==== DATA ====

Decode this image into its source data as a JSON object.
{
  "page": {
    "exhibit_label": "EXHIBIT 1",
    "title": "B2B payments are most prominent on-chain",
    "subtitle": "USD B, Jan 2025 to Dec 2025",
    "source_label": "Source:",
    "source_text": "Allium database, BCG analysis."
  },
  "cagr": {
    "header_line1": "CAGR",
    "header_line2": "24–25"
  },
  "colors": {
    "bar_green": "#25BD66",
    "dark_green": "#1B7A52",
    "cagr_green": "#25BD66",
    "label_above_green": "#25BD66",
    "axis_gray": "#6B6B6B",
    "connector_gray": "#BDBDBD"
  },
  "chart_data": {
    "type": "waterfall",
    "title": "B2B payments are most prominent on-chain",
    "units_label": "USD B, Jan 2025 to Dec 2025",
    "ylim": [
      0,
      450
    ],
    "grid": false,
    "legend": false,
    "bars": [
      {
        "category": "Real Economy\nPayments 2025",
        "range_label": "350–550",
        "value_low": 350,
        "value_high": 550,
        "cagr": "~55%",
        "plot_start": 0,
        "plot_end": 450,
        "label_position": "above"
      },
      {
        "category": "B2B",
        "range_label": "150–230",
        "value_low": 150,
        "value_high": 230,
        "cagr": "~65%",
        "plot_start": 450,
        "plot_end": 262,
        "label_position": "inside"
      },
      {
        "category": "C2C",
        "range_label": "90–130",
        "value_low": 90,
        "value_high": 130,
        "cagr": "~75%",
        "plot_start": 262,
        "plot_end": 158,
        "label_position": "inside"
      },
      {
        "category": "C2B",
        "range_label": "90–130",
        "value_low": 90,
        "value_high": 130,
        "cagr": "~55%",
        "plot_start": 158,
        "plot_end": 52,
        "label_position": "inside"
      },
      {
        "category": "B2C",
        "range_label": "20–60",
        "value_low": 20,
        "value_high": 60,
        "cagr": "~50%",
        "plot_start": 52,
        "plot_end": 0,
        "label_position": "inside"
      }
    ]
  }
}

====

◆ DO THIS: Repeat every entry word for word.

◆ SOLUTION FOR THIS PROBLEM:
Decode this image into its source data as a JSON object.
{
  "page": {
    "exhibit_label": "EXHIBIT 1",
    "title": "B2B payments are most prominent on-chain",
    "subtitle": "USD B, Jan 2025 to Dec 2025",
    "source_label": "Source:",
    "source_text": "Allium database, BCG analysis."
  },
  "cagr": {
    "header_line1": "CAGR",
    "header_line2": "24–25"
  },
  "colors": {
    "bar_green": "#25BD66",
    "dark_green": "#1B7A52",
    "cagr_green": "#25BD66",
    "label_above_green": "#25BD66",
    "axis_gray": "#6B6B6B",
    "connector_gray": "#BDBDBD"
  },
  "chart_data": {
    "type": "waterfall",
    "title": "B2B payments are most prominent on-chain",
    "units_label": "USD B, Jan 2025 to Dec 2025",
    "ylim": [
      0,
      450
    ],
    "grid": false,
    "legend": false,
    "bars": [
      {
        "category": "Real Economy\nPayments 2025",
        "range_label": "350–550",
        "value_low": 350,
        "value_high": 550,
        "cagr": "~55%",
        "plot_start": 0,
        "plot_end": 450,
        "label_position": "above"
      },
      {
        "category": "B2B",
        "range_label": "150–230",
        "value_low": 150,
        "value_high": 230,
        "cagr": "~65%",
        "plot_start": 450,
        "plot_end": 262,
        "label_position": "inside"
      },
      {
        "category": "C2C",
        "range_label": "90–130",
        "value_low": 90,
        "value_high": 130,
        "cagr": "~75%",
        "plot_start": 262,
        "plot_end": 158,
        "label_position": "inside"
      },
      {
        "category": "C2B",
        "range_label": "90–130",
        "value_low": 90,
        "value_high": 130,
        "cagr": "~55%",
        "plot_start": 158,
        "plot_end": 52,
        "label_position": "inside"
      },
      {
        "category": "B2C",
        "range_label": "20–60",
        "value_low": 20,
        "value_high": 60,
        "cagr": "~50%",
        "plot_start": 52,
        "plot_end": 0,
        "label_position": "inside"
      }
    ]
  }
}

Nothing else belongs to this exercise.